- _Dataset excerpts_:

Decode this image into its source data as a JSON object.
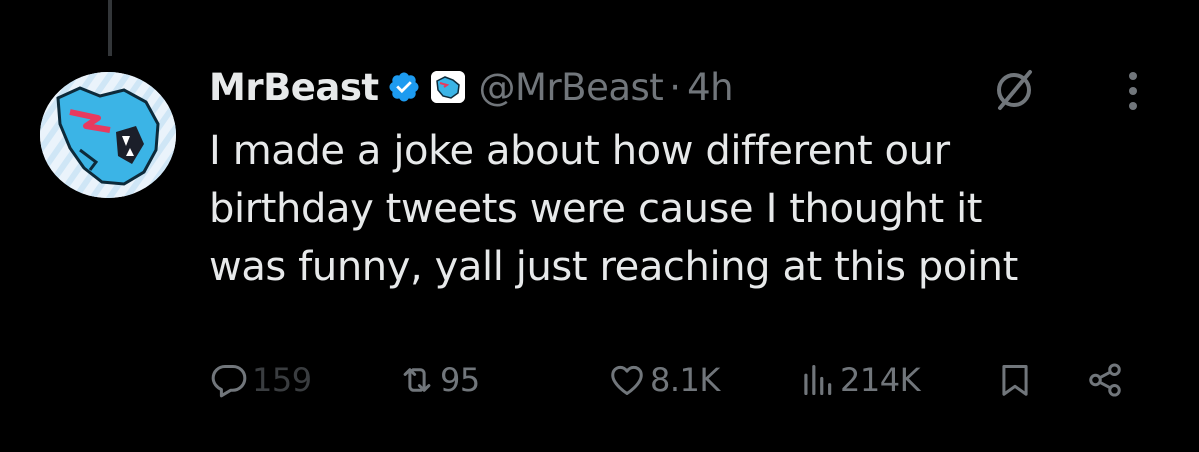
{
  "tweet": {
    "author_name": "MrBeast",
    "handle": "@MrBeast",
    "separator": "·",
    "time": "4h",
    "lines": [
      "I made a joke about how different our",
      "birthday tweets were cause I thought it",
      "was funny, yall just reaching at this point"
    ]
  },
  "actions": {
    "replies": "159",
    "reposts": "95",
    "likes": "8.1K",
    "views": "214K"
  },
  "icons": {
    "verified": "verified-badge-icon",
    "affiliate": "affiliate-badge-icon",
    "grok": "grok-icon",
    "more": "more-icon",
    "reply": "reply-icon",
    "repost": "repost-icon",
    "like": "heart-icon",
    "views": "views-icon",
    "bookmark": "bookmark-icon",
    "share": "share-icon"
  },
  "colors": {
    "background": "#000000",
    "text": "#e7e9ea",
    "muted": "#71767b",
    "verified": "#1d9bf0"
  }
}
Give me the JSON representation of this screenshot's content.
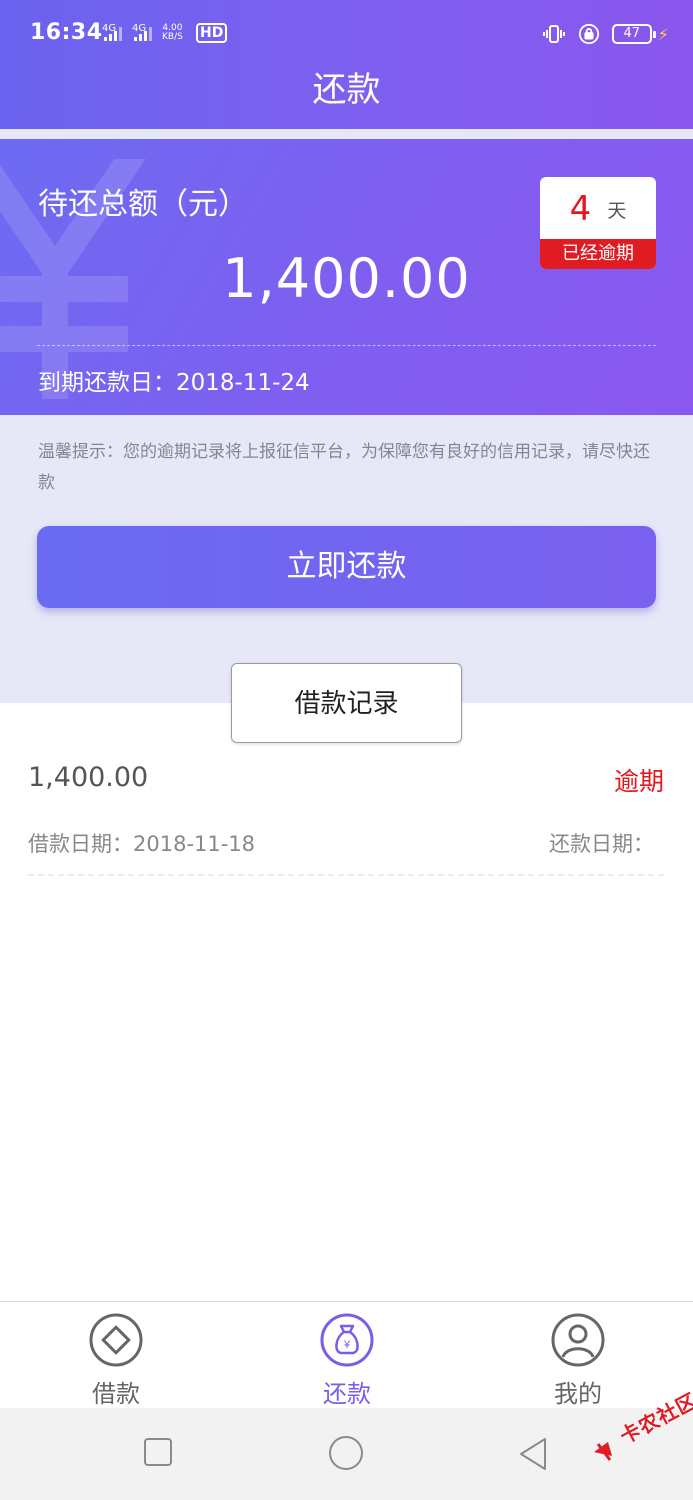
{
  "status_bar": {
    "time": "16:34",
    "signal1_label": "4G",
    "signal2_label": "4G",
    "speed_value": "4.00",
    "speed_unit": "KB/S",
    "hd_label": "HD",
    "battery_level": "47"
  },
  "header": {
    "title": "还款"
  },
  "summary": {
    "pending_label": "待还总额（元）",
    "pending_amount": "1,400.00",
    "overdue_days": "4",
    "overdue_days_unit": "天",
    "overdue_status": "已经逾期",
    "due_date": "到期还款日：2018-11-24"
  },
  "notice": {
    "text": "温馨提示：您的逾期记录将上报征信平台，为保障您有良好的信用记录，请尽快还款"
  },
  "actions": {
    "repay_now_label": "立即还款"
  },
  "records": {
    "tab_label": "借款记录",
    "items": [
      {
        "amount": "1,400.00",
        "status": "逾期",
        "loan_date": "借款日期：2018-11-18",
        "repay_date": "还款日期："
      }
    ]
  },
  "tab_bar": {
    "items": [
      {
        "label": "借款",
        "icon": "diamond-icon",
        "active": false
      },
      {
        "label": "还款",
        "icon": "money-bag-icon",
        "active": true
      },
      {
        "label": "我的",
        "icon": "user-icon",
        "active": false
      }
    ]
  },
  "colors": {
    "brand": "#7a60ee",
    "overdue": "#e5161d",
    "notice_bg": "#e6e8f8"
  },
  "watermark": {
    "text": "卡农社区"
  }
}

- _Work instructions_: Can you retype every record above exactly, leaving out the pictures?

- _Correct output_:
Decode this image into its source data as a JSON object.
{
  "tweet": {
    "author_name": "MrBeast",
    "handle": "@MrBeast",
    "separator": "·",
    "time": "4h",
    "lines": [
      "I made a joke about how different our",
      "birthday tweets were cause I thought it",
      "was funny, yall just reaching at this point"
    ]
  },
  "actions": {
    "replies": "159",
    "reposts": "95",
    "likes": "8.1K",
    "views": "214K"
  },
  "icons": {
    "verified": "verified-badge-icon",
    "affiliate": "affiliate-badge-icon",
    "grok": "grok-icon",
    "more": "more-icon",
    "reply": "reply-icon",
    "repost": "repost-icon",
    "like": "heart-icon",
    "views": "views-icon",
    "bookmark": "bookmark-icon",
    "share": "share-icon"
  },
  "colors": {
    "background": "#000000",
    "text": "#e7e9ea",
    "muted": "#71767b",
    "verified": "#1d9bf0"
  }
}
Give me the JSON representation of this screenshot's content.
{
  "status_bar": {
    "time": "16:34",
    "signal1_label": "4G",
    "signal2_label": "4G",
    "speed_value": "4.00",
    "speed_unit": "KB/S",
    "hd_label": "HD",
    "battery_level": "47"
  },
  "header": {
    "title": "还款"
  },
  "summary": {
    "pending_label": "待还总额（元）",
    "pending_amount": "1,400.00",
    "overdue_days": "4",
    "overdue_days_unit": "天",
    "overdue_status": "已经逾期",
    "due_date": "到期还款日：2018-11-24"
  },
  "notice": {
    "text": "温馨提示：您的逾期记录将上报征信平台，为保障您有良好的信用记录，请尽快还款"
  },
  "actions": {
    "repay_now_label": "立即还款"
  },
  "records": {
    "tab_label": "借款记录",
    "items": [
      {
        "amount": "1,400.00",
        "status": "逾期",
        "loan_date": "借款日期：2018-11-18",
        "repay_date": "还款日期："
      }
    ]
  },
  "tab_bar": {
    "items": [
      {
        "label": "借款",
        "icon": "diamond-icon",
        "active": false
      },
      {
        "label": "还款",
        "icon": "money-bag-icon",
        "active": true
      },
      {
        "label": "我的",
        "icon": "user-icon",
        "active": false
      }
    ]
  },
  "colors": {
    "brand": "#7a60ee",
    "overdue": "#e5161d",
    "notice_bg": "#e6e8f8"
  },
  "watermark": {
    "text": "卡农社区"
  }
}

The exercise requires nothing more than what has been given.